EXERCISE DIRECTIONS
Quote the listing below in its entirety.

SUPPLIED RECORDS
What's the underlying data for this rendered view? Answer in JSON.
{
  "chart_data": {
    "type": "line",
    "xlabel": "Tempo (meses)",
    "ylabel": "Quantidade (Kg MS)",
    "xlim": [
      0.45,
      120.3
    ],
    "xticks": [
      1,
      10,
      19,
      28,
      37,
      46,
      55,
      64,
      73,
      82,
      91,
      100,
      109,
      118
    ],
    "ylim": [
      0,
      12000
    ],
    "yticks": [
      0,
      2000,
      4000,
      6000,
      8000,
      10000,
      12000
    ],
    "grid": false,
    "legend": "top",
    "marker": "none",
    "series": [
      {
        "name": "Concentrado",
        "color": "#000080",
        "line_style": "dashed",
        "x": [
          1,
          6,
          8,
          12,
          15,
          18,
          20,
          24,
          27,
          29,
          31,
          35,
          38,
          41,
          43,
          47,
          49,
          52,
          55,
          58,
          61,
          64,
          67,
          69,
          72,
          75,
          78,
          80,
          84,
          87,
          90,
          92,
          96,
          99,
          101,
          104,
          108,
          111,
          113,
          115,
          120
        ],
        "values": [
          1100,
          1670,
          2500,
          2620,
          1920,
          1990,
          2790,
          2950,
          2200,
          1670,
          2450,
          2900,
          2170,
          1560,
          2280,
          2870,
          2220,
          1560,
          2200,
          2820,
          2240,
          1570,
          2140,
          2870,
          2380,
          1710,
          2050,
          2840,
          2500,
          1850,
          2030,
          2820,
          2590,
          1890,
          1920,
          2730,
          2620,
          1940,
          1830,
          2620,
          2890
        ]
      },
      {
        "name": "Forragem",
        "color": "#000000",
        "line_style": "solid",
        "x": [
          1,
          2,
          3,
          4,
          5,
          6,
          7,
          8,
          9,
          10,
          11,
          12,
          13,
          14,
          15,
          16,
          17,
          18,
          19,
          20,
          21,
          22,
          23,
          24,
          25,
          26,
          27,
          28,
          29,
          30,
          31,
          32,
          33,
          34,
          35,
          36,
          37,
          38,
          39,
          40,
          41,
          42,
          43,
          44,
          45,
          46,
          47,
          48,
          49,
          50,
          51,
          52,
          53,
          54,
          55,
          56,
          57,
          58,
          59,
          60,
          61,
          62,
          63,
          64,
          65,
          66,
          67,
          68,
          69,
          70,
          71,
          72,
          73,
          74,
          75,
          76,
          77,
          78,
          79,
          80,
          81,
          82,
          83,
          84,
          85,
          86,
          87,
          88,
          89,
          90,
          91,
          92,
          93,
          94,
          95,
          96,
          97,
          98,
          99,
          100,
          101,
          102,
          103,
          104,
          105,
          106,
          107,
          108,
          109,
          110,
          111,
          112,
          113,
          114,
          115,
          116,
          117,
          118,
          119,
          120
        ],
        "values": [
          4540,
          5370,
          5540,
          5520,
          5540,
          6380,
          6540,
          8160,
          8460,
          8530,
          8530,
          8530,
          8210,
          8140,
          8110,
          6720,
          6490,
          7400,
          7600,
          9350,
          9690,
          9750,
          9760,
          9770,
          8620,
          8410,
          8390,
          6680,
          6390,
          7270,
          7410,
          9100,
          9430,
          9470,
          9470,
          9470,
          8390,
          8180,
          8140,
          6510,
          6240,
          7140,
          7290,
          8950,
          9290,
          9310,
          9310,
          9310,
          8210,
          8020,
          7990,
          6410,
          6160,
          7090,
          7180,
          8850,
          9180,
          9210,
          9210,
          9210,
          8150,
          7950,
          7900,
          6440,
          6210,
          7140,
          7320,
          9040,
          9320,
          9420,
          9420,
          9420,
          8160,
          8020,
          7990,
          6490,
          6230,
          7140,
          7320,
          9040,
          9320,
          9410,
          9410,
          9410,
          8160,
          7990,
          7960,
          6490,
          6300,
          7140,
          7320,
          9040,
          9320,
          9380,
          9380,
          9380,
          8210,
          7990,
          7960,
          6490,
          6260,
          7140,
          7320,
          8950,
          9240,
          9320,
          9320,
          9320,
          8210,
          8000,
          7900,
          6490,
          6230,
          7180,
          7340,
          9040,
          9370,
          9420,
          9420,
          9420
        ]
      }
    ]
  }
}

EXERCISE OUTPUT
What's the underlying data for this rendered view? Answer in JSON.
{
  "chart_data": {
    "type": "line",
    "xlabel": "Tempo (meses)",
    "ylabel": "Quantidade (Kg MS)",
    "xlim": [
      0.45,
      120.3
    ],
    "xticks": [
      1,
      10,
      19,
      28,
      37,
      46,
      55,
      64,
      73,
      82,
      91,
      100,
      109,
      118
    ],
    "ylim": [
      0,
      12000
    ],
    "yticks": [
      0,
      2000,
      4000,
      6000,
      8000,
      10000,
      12000
    ],
    "grid": false,
    "legend": "top",
    "marker": "none",
    "series": [
      {
        "name": "Concentrado",
        "color": "#000080",
        "line_style": "dashed",
        "x": [
          1,
          6,
          8,
          12,
          15,
          18,
          20,
          24,
          27,
          29,
          31,
          35,
          38,
          41,
          43,
          47,
          49,
          52,
          55,
          58,
          61,
          64,
          67,
          69,
          72,
          75,
          78,
          80,
          84,
          87,
          90,
          92,
          96,
          99,
          101,
          104,
          108,
          111,
          113,
          115,
          120
        ],
        "values": [
          1100,
          1670,
          2500,
          2620,
          1920,
          1990,
          2790,
          2950,
          2200,
          1670,
          2450,
          2900,
          2170,
          1560,
          2280,
          2870,
          2220,
          1560,
          2200,
          2820,
          2240,
          1570,
          2140,
          2870,
          2380,
          1710,
          2050,
          2840,
          2500,
          1850,
          2030,
          2820,
          2590,
          1890,
          1920,
          2730,
          2620,
          1940,
          1830,
          2620,
          2890
        ]
      },
      {
        "name": "Forragem",
        "color": "#000000",
        "line_style": "solid",
        "x": [
          1,
          2,
          3,
          4,
          5,
          6,
          7,
          8,
          9,
          10,
          11,
          12,
          13,
          14,
          15,
          16,
          17,
          18,
          19,
          20,
          21,
          22,
          23,
          24,
          25,
          26,
          27,
          28,
          29,
          30,
          31,
          32,
          33,
          34,
          35,
          36,
          37,
          38,
          39,
          40,
          41,
          42,
          43,
          44,
          45,
          46,
          47,
          48,
          49,
          50,
          51,
          52,
          53,
          54,
          55,
          56,
          57,
          58,
          59,
          60,
          61,
          62,
          63,
          64,
          65,
          66,
          67,
          68,
          69,
          70,
          71,
          72,
          73,
          74,
          75,
          76,
          77,
          78,
          79,
          80,
          81,
          82,
          83,
          84,
          85,
          86,
          87,
          88,
          89,
          90,
          91,
          92,
          93,
          94,
          95,
          96,
          97,
          98,
          99,
          100,
          101,
          102,
          103,
          104,
          105,
          106,
          107,
          108,
          109,
          110,
          111,
          112,
          113,
          114,
          115,
          116,
          117,
          118,
          119,
          120
        ],
        "values": [
          4540,
          5370,
          5540,
          5520,
          5540,
          6380,
          6540,
          8160,
          8460,
          8530,
          8530,
          8530,
          8210,
          8140,
          8110,
          6720,
          6490,
          7400,
          7600,
          9350,
          9690,
          9750,
          9760,
          9770,
          8620,
          8410,
          8390,
          6680,
          6390,
          7270,
          7410,
          9100,
          9430,
          9470,
          9470,
          9470,
          8390,
          8180,
          8140,
          6510,
          6240,
          7140,
          7290,
          8950,
          9290,
          9310,
          9310,
          9310,
          8210,
          8020,
          7990,
          6410,
          6160,
          7090,
          7180,
          8850,
          9180,
          9210,
          9210,
          9210,
          8150,
          7950,
          7900,
          6440,
          6210,
          7140,
          7320,
          9040,
          9320,
          9420,
          9420,
          9420,
          8160,
          8020,
          7990,
          6490,
          6230,
          7140,
          7320,
          9040,
          9320,
          9410,
          9410,
          9410,
          8160,
          7990,
          7960,
          6490,
          6300,
          7140,
          7320,
          9040,
          9320,
          9380,
          9380,
          9380,
          8210,
          7990,
          7960,
          6490,
          6260,
          7140,
          7320,
          8950,
          9240,
          9320,
          9320,
          9320,
          8210,
          8000,
          7900,
          6490,
          6230,
          7180,
          7340,
          9040,
          9370,
          9420,
          9420,
          9420
        ]
      }
    ]
  }
}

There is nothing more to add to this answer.